** Begin **
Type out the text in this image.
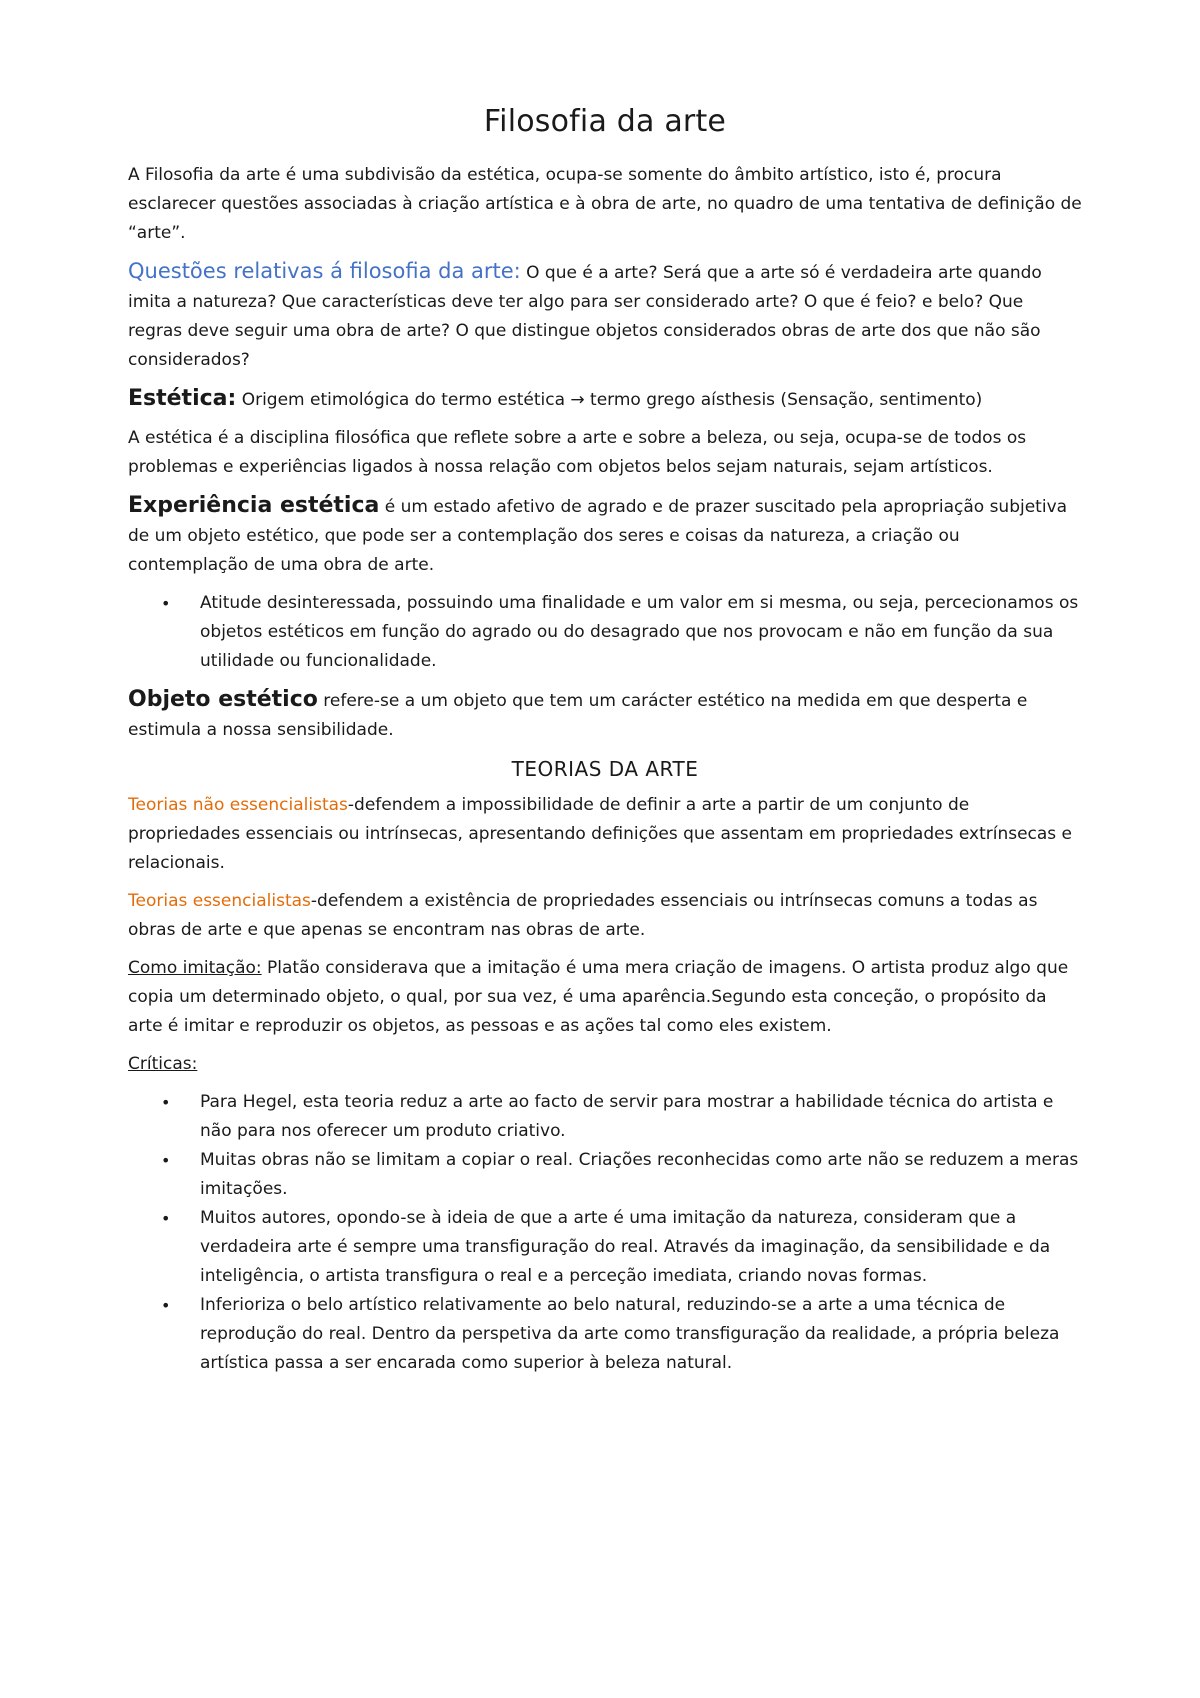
Filosofia da arte

A Filosofia da arte é uma subdivisão da estética, ocupa-se somente do âmbito artístico, isto é, procura esclarecer questões associadas à criação artística e à obra de arte, no quadro de uma tentativa de definição de “arte”.

Questões relativas á filosofia da arte: O que é a arte? Será que a arte só é verdadeira arte quando imita a natureza? Que características deve ter algo para ser considerado arte? O que é feio? e belo? Que regras deve seguir uma obra de arte? O que distingue objetos considerados obras de arte dos que não são considerados?

Estética: Origem etimológica do termo estética → termo grego aísthesis (Sensação, sentimento)

A estética é a disciplina filosófica que reflete sobre a arte e sobre a beleza, ou seja, ocupa-se de todos os problemas e experiências ligados à nossa relação com objetos belos sejam naturais, sejam artísticos.

Experiência estética é um estado afetivo de agrado e de prazer suscitado pela apropriação subjetiva de um objeto estético, que pode ser a contemplação dos seres e coisas da natureza, a criação ou contemplação de uma obra de arte.

• Atitude desinteressada, possuindo uma finalidade e um valor em si mesma, ou seja, percecionamos os objetos estéticos em função do agrado ou do desagrado que nos provocam e não em função da sua utilidade ou funcionalidade.

Objeto estético refere-se a um objeto que tem um carácter estético na medida em que desperta e estimula a nossa sensibilidade.

TEORIAS DA ARTE

Teorias não essencialistas-defendem a impossibilidade de definir a arte a partir de um conjunto de propriedades essenciais ou intrínsecas, apresentando definições que assentam em propriedades extrínsecas e relacionais.

Teorias essencialistas-defendem a existência de propriedades essenciais ou intrínsecas comuns a todas as obras de arte e que apenas se encontram nas obras de arte.

Como imitação: Platão considerava que a imitação é uma mera criação de imagens. O artista produz algo que copia um determinado objeto, o qual, por sua vez, é uma aparência.Segundo esta conceção, o propósito da arte é imitar e reproduzir os objetos, as pessoas e as ações tal como eles existem.

Críticas:

• Para Hegel, esta teoria reduz a arte ao facto de servir para mostrar a habilidade técnica do artista e não para nos oferecer um produto criativo.
• Muitas obras não se limitam a copiar o real. Criações reconhecidas como arte não se reduzem a meras imitações.
• Muitos autores, opondo-se à ideia de que a arte é uma imitação da natureza, consideram que a verdadeira arte é sempre uma transfiguração do real. Através da imaginação, da sensibilidade e da inteligência, o artista transfigura o real e a perceção imediata, criando novas formas.
• Inferioriza o belo artístico relativamente ao belo natural, reduzindo-se a arte a uma técnica de reprodução do real. Dentro da perspetiva da arte como transfiguração da realidade, a própria beleza artística passa a ser encarada como superior à beleza natural.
** End **
__WRITTEN TASK__
Leave out the pictures, and give all the records again exactly.

__FINISHED TASK__
Type out the text in this image.
Filosofia da arte

A Filosofia da arte é uma subdivisão da estética, ocupa-se somente do âmbito artístico, isto é, procura esclarecer questões associadas à criação artística e à obra de arte, no quadro de uma tentativa de definição de “arte”.

Questões relativas á filosofia da arte: O que é a arte? Será que a arte só é verdadeira arte quando imita a natureza? Que características deve ter algo para ser considerado arte? O que é feio? e belo? Que regras deve seguir uma obra de arte? O que distingue objetos considerados obras de arte dos que não são considerados?

Estética: Origem etimológica do termo estética → termo grego aísthesis (Sensação, sentimento)

A estética é a disciplina filosófica que reflete sobre a arte e sobre a beleza, ou seja, ocupa-se de todos os problemas e experiências ligados à nossa relação com objetos belos sejam naturais, sejam artísticos.

Experiência estética é um estado afetivo de agrado e de prazer suscitado pela apropriação subjetiva de um objeto estético, que pode ser a contemplação dos seres e coisas da natureza, a criação ou contemplação de uma obra de arte.

• Atitude desinteressada, possuindo uma finalidade e um valor em si mesma, ou seja, percecionamos os objetos estéticos em função do agrado ou do desagrado que nos provocam e não em função da sua utilidade ou funcionalidade.

Objeto estético refere-se a um objeto que tem um carácter estético na medida em que desperta e estimula a nossa sensibilidade.

TEORIAS DA ARTE

Teorias não essencialistas-defendem a impossibilidade de definir a arte a partir de um conjunto de propriedades essenciais ou intrínsecas, apresentando definições que assentam em propriedades extrínsecas e relacionais.

Teorias essencialistas-defendem a existência de propriedades essenciais ou intrínsecas comuns a todas as obras de arte e que apenas se encontram nas obras de arte.

Como imitação: Platão considerava que a imitação é uma mera criação de imagens. O artista produz algo que copia um determinado objeto, o qual, por sua vez, é uma aparência.Segundo esta conceção, o propósito da arte é imitar e reproduzir os objetos, as pessoas e as ações tal como eles existem.

Críticas:

• Para Hegel, esta teoria reduz a arte ao facto de servir para mostrar a habilidade técnica do artista e não para nos oferecer um produto criativo.
• Muitas obras não se limitam a copiar o real. Criações reconhecidas como arte não se reduzem a meras imitações.
• Muitos autores, opondo-se à ideia de que a arte é uma imitação da natureza, consideram que a verdadeira arte é sempre uma transfiguração do real. Através da imaginação, da sensibilidade e da inteligência, o artista transfigura o real e a perceção imediata, criando novas formas.
• Inferioriza o belo artístico relativamente ao belo natural, reduzindo-se a arte a uma técnica de reprodução do real. Dentro da perspetiva da arte como transfiguração da realidade, a própria beleza artística passa a ser encarada como superior à beleza natural.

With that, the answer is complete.